## Given instruction
Where a line of the listing below includes the word "яичные", reproduce that line.

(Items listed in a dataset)
--- start ---

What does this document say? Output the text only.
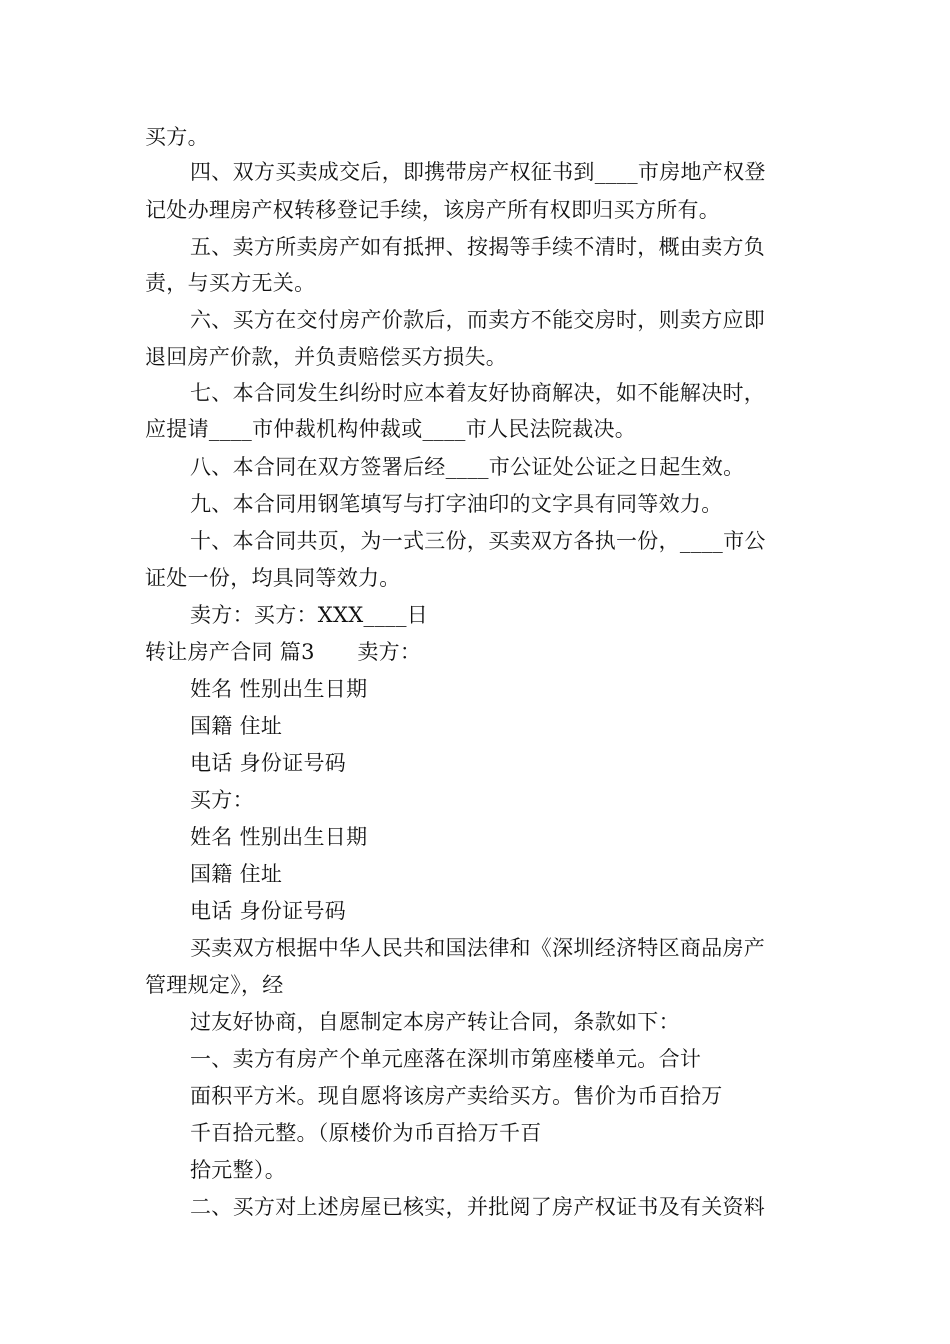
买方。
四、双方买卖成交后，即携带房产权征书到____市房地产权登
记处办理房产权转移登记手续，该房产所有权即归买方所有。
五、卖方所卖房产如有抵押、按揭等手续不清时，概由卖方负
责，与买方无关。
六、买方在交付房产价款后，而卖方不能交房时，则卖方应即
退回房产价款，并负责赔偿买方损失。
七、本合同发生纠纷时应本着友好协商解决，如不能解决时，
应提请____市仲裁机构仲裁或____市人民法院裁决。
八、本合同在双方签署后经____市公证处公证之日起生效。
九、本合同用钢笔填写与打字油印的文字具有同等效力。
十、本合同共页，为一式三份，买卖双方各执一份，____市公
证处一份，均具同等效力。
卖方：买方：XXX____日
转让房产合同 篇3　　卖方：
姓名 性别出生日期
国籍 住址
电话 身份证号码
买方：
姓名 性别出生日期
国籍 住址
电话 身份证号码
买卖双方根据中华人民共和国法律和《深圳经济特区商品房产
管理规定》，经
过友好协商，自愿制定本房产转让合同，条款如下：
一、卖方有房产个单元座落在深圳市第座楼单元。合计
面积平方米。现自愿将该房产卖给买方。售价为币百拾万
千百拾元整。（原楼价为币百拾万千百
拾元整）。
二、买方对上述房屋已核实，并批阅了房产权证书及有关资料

--- end ---
--- start ---

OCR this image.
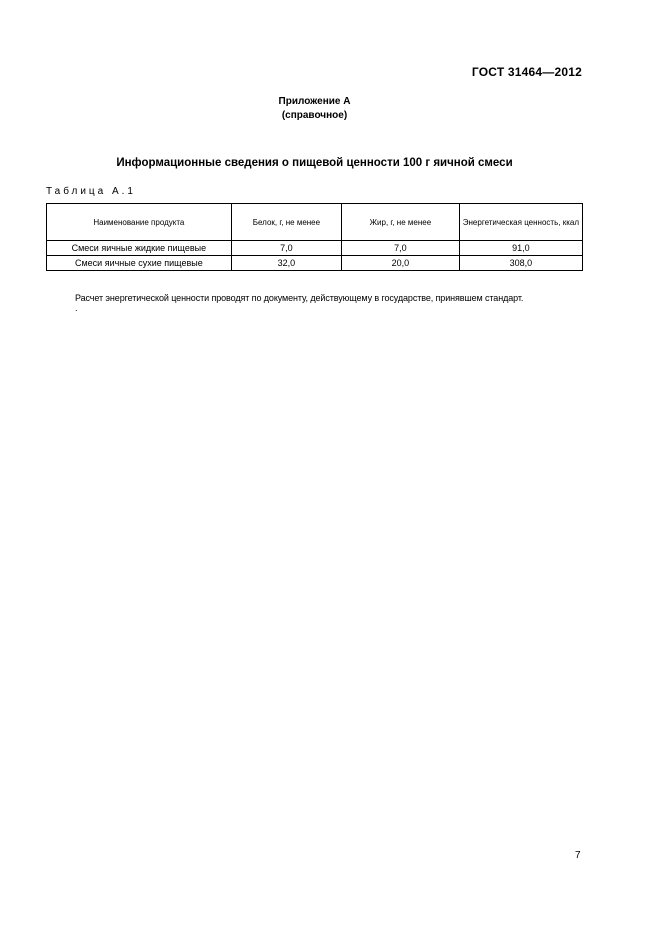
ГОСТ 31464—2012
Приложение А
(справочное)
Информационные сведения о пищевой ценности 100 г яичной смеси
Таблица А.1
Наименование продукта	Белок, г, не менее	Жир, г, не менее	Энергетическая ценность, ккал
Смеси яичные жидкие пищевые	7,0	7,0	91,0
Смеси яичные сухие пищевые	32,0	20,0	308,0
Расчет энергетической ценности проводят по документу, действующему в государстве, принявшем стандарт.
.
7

--- end ---

## Output for this task
Смеси яичные жидкие пищевые	7,0	7,0	91,0
Смеси яичные сухие пищевые	32,0	20,0	308,0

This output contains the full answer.